■ **TASK TO CARRY OUT**
Repeat the material below exactly, with no pictures.

§

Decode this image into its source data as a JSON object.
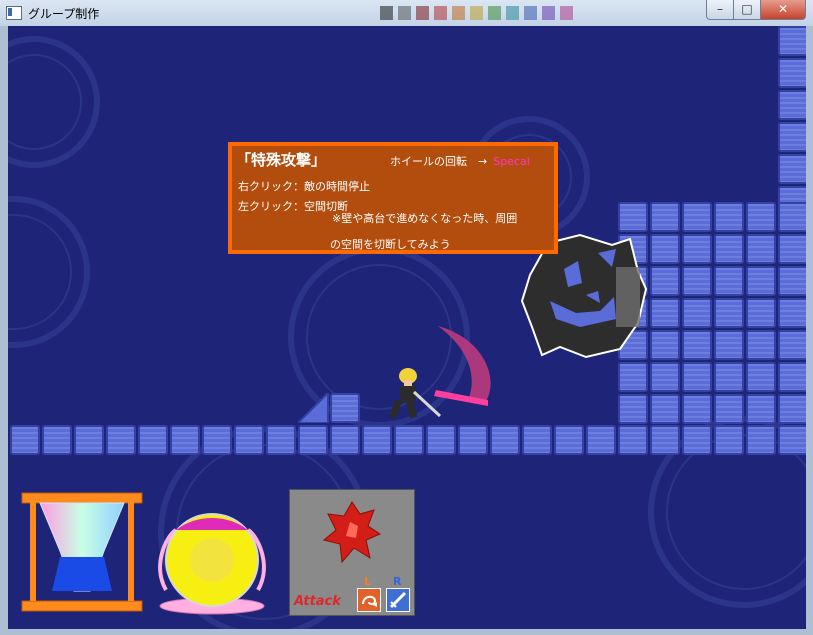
{
  "window": {
    "title": "グループ制作"
  },
  "palette_colors": [
    "#1a1a1a",
    "#555555",
    "#7a1a1a",
    "#b33030",
    "#c06a20",
    "#b9a02a",
    "#3a8a3a",
    "#2a8a9a",
    "#3a5ab0",
    "#6a3ab0",
    "#b03a8a"
  ],
  "tooltip": {
    "title": "「特殊攻撃」",
    "wheel_text": "ホイールの回転　→",
    "special": "Specal",
    "right_click": "右クリック：敵の時間停止",
    "left_click": "左クリック：空間切断",
    "note_line1": "※壁や高台で進めなくなった時、周囲",
    "note_line2": "の空間を切断してみよう"
  },
  "hud": {
    "attack_label": "Attack",
    "key_l": "L",
    "key_r": "R"
  },
  "colors": {
    "sky": "#1e2477",
    "tile": "#5a6cd8",
    "tooltip_bg": "#b34d0d",
    "tooltip_border": "#ff6a00",
    "special": "#ff35c8"
  }
}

§

■ **THE ANSWER**
Decode this image into its source data as a JSON object.
{
  "window": {
    "title": "グループ制作"
  },
  "palette_colors": [
    "#1a1a1a",
    "#555555",
    "#7a1a1a",
    "#b33030",
    "#c06a20",
    "#b9a02a",
    "#3a8a3a",
    "#2a8a9a",
    "#3a5ab0",
    "#6a3ab0",
    "#b03a8a"
  ],
  "tooltip": {
    "title": "「特殊攻撃」",
    "wheel_text": "ホイールの回転　→",
    "special": "Specal",
    "right_click": "右クリック：敵の時間停止",
    "left_click": "左クリック：空間切断",
    "note_line1": "※壁や高台で進めなくなった時、周囲",
    "note_line2": "の空間を切断してみよう"
  },
  "hud": {
    "attack_label": "Attack",
    "key_l": "L",
    "key_r": "R"
  },
  "colors": {
    "sky": "#1e2477",
    "tile": "#5a6cd8",
    "tooltip_bg": "#b34d0d",
    "tooltip_border": "#ff6a00",
    "special": "#ff35c8"
  }
}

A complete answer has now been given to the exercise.